* _Stated exercise 1_:
In the NAP funding article, what amount did USDA indicate it would assure for FY2026?
* _Stated exercise 2_:
In the NAP funding article, condense the paragraph beginning "Officials described recent fluctuations" into a short bulleted list that keeps its main facts.
* _Stated exercise 3_:
Duplicate everything in the NAP funding article from "Officials said USDA" down to "roughly $34,812,000 for FY2026.".

* _Supplied text_:
-- start --
Department officials told lawmakers that NAP funding could fall from a projected $56 million to a more assured $34.8 million for FY2026, and that officials plan to lower benefit amounts per household rather than reduce caseload.

The Commonwealth Nutrition Assistance Program (NAP) faces a likely reduction in federal funding for the coming fiscal year, Department of Community and Cultural Affairs officials told the House Ways and Means committee on July 17.

Officials said USDA Food and Nutrition Service funding that supported higher benefit levels in prior months may not be available at the same level for FY2026. The department’s presentation showed a fiscal-year projection that had reached $56 million in total funding for the current year because of supplemental sources; committee testimony said USDA had indicated it would assure roughly $34,812,000 for FY2026.

Why it matters: NAP provides monthly food benefits to thousands of households in Saipan, Tinian and Rota; program staff said current benefit issuance runs about $3.9–4.0 million per month. A drop to the assured level would require the program to reduce benefit amounts per household rather than exclude recipients, department officials said.

Officials described recent fluctuations in funding in detail. NAP staff said the Food and Nutrition Service (FNS) initially authorized roughly $34.8 million for FY2025 and later provided additional monthly letters of credit and a supplemental payment that temporarily raised available benefit funds. Program staff said the monthly benefits being issued currently total about $4 million.
-- end --
* _Record set_:
-- start --
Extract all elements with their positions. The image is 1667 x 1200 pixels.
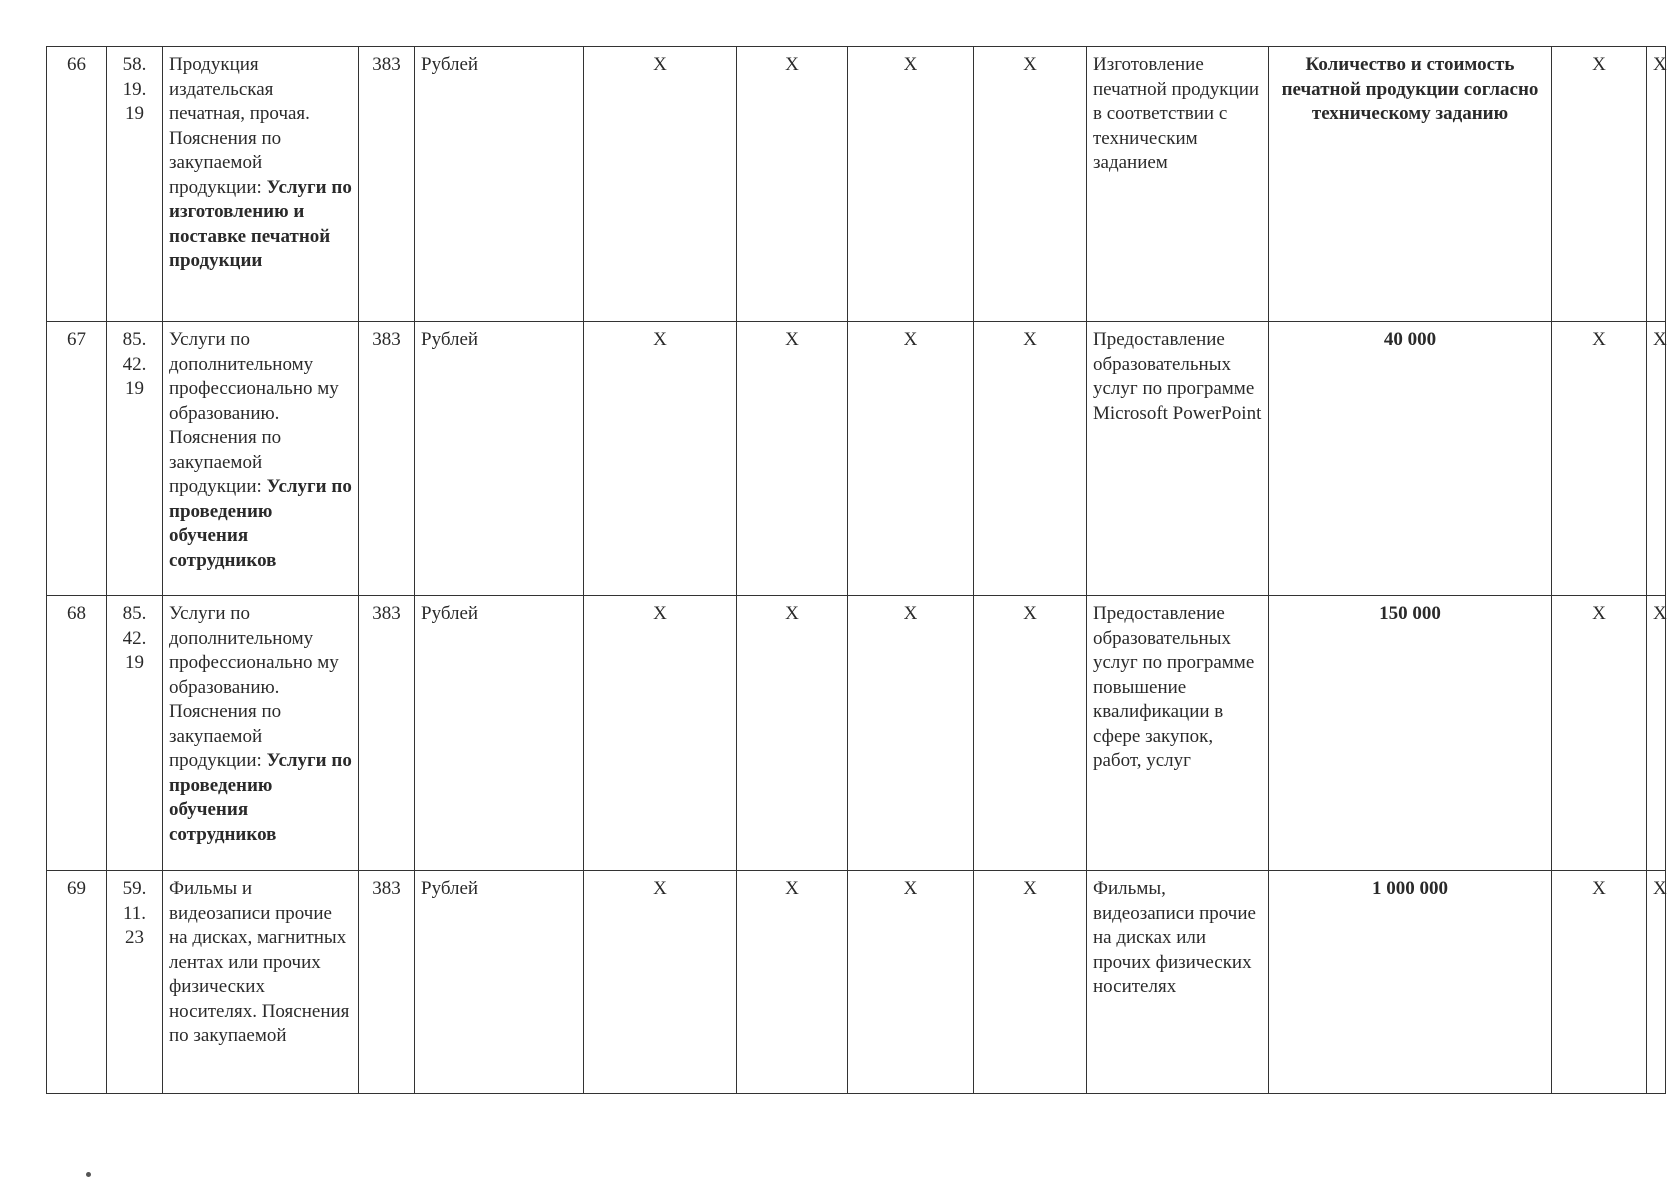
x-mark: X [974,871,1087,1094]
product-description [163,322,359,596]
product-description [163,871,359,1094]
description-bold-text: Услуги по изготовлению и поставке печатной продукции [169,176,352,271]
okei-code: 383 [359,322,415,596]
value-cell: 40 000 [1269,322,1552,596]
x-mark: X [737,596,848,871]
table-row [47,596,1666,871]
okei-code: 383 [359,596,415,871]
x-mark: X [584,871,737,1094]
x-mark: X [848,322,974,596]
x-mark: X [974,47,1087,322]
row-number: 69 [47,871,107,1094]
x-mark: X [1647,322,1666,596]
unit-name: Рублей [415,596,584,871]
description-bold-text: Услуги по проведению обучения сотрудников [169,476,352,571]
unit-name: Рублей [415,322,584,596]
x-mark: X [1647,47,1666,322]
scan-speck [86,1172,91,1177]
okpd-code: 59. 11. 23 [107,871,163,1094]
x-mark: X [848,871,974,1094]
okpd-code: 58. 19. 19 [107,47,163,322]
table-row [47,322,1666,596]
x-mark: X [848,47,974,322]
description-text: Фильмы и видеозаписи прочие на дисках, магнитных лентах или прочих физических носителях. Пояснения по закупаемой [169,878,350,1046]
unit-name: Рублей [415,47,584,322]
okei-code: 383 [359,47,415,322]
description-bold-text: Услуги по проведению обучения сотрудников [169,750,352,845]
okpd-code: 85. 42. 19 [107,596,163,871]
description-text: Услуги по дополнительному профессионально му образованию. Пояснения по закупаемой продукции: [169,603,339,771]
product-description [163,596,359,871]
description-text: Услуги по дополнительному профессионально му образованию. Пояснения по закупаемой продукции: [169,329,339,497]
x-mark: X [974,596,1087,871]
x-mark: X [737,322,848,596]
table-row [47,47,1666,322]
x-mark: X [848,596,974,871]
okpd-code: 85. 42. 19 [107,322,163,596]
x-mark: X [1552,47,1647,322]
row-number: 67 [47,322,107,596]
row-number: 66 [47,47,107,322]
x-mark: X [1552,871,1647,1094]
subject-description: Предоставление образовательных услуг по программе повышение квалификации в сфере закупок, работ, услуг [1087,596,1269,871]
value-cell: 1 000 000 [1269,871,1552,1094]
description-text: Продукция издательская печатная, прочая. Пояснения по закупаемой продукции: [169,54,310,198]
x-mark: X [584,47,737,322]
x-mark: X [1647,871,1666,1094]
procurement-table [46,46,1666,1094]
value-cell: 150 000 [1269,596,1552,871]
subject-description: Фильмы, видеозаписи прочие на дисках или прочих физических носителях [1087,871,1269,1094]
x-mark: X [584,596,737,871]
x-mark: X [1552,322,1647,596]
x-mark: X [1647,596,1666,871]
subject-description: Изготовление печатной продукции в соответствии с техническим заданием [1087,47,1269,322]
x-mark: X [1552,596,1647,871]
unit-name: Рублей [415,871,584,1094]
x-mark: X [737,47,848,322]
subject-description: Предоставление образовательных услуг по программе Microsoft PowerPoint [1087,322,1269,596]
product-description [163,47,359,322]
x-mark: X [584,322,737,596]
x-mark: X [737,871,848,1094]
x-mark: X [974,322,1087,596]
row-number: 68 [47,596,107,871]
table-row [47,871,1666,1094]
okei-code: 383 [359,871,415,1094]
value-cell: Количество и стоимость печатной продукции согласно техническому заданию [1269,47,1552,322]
-- end --
* _Task response 1_:
Roughly $34,812,000.

* _Task response 2_:
- The Food and Nutrition Service (FNS) first authorized about $34.8 million for FY2025.
- FNS later provided additional monthly letters of credit and a supplemental payment, which temporarily raised available benefit funds.
- Monthly benefits currently being issued total about $4 million.

* _Task response 3_:
Officials said USDA Food and Nutrition Service funding that supported higher benefit levels in prior months may not be available at the same level for FY2026. The department’s presentation showed a fiscal-year projection that had reached $56 million in total funding for the current year because of supplemental sources; committee testimony said USDA had indicated it would assure roughly $34,812,000 for FY2026.